Go through the lines below. Copy those with "mean".

== TASK INPUTS ==
····················

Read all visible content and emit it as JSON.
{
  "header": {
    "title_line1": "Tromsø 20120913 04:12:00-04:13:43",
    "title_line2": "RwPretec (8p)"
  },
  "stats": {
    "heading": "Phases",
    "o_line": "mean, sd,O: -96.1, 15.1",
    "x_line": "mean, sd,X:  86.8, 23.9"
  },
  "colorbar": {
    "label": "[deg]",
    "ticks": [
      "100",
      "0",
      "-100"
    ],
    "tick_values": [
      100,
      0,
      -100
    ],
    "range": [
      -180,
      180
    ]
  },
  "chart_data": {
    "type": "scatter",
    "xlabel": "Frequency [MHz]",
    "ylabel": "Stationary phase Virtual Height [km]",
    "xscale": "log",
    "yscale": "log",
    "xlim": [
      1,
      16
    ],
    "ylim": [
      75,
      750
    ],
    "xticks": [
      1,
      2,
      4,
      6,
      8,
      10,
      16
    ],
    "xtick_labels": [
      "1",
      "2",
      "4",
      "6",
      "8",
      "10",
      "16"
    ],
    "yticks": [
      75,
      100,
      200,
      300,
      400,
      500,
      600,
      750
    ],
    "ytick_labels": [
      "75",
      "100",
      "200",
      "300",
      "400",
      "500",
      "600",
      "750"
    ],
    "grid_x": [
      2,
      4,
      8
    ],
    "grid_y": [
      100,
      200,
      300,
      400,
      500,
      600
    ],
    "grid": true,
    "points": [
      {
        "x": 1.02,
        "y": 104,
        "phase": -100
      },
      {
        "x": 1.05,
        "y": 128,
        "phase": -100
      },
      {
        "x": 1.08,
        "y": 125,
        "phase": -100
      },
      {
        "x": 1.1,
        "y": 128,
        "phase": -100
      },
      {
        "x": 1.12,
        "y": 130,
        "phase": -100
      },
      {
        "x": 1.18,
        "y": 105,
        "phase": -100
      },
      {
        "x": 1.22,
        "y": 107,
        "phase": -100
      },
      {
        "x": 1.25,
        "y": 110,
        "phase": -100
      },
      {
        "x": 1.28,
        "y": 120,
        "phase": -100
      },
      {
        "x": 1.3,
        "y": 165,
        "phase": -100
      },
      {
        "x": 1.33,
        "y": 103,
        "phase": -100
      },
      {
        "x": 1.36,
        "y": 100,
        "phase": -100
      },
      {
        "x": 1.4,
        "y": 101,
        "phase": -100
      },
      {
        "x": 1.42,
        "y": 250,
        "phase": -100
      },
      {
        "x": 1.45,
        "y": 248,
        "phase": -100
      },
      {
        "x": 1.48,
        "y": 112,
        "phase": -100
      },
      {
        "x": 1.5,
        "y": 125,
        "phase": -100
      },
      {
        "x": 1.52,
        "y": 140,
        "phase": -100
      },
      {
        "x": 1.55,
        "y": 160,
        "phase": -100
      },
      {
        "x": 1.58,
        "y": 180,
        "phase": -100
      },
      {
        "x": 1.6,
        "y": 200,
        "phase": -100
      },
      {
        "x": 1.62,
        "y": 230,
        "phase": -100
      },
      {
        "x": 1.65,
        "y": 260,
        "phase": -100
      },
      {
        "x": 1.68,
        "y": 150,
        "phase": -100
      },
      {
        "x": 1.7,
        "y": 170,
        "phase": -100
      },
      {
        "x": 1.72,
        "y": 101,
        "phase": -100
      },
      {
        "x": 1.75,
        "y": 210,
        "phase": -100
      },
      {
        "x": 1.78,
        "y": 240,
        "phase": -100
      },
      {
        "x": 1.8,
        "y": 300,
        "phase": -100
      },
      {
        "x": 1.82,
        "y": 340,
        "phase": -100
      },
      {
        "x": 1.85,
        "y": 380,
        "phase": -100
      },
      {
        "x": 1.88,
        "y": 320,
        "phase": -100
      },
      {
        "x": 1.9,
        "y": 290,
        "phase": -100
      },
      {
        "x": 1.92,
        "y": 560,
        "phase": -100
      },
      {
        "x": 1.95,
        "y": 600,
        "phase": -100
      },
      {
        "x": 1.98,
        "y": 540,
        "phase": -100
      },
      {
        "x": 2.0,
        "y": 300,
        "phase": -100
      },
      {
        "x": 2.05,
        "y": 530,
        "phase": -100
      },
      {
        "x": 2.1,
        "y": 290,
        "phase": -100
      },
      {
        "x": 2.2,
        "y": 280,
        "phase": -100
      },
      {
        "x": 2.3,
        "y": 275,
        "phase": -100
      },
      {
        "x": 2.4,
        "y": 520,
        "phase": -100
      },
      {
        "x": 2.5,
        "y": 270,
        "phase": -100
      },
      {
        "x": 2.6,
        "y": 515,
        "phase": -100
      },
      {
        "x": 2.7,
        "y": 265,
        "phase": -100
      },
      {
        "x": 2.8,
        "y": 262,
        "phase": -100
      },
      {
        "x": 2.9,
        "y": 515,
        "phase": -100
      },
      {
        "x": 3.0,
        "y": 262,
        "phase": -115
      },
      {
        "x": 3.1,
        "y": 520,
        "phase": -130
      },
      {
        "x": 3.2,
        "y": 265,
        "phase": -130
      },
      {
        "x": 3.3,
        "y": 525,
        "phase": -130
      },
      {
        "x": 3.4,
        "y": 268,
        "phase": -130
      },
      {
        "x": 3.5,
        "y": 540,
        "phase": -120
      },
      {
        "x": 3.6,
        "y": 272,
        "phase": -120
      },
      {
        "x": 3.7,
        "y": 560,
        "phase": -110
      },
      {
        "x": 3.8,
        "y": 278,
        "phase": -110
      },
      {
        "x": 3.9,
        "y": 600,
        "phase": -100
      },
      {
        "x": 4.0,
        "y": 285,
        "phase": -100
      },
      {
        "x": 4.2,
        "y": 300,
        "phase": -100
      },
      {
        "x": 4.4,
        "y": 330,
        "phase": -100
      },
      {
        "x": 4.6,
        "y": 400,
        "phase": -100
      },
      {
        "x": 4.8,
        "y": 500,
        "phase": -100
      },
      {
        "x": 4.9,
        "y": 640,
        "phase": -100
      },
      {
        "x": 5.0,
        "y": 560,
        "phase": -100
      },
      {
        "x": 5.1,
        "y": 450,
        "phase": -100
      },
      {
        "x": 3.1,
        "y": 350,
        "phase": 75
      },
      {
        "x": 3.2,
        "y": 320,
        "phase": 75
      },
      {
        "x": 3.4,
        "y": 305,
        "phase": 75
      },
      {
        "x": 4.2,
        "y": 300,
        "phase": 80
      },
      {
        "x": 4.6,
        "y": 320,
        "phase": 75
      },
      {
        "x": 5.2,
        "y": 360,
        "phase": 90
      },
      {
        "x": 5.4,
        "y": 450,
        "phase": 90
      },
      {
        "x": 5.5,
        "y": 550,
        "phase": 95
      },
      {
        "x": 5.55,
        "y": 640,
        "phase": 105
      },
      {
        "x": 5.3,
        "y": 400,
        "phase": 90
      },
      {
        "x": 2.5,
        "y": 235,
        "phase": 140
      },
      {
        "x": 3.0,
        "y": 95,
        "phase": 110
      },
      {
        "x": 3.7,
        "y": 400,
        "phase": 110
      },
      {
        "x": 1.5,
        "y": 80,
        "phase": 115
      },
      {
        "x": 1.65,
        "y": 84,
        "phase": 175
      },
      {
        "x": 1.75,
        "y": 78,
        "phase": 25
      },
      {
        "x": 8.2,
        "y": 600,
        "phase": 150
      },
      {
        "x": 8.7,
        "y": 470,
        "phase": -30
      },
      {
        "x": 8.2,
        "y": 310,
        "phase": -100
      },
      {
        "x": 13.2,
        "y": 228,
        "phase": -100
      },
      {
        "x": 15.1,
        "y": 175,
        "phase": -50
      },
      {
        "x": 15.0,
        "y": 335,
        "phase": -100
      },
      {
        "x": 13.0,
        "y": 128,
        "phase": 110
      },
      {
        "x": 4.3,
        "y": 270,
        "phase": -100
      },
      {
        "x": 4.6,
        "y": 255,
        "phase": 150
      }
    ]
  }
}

····················

== EXPECTED ANSWER ==
    "o_line": "mean, sd,O: -96.1, 15.1",
    "x_line": "mean, sd,X:  86.8, 23.9"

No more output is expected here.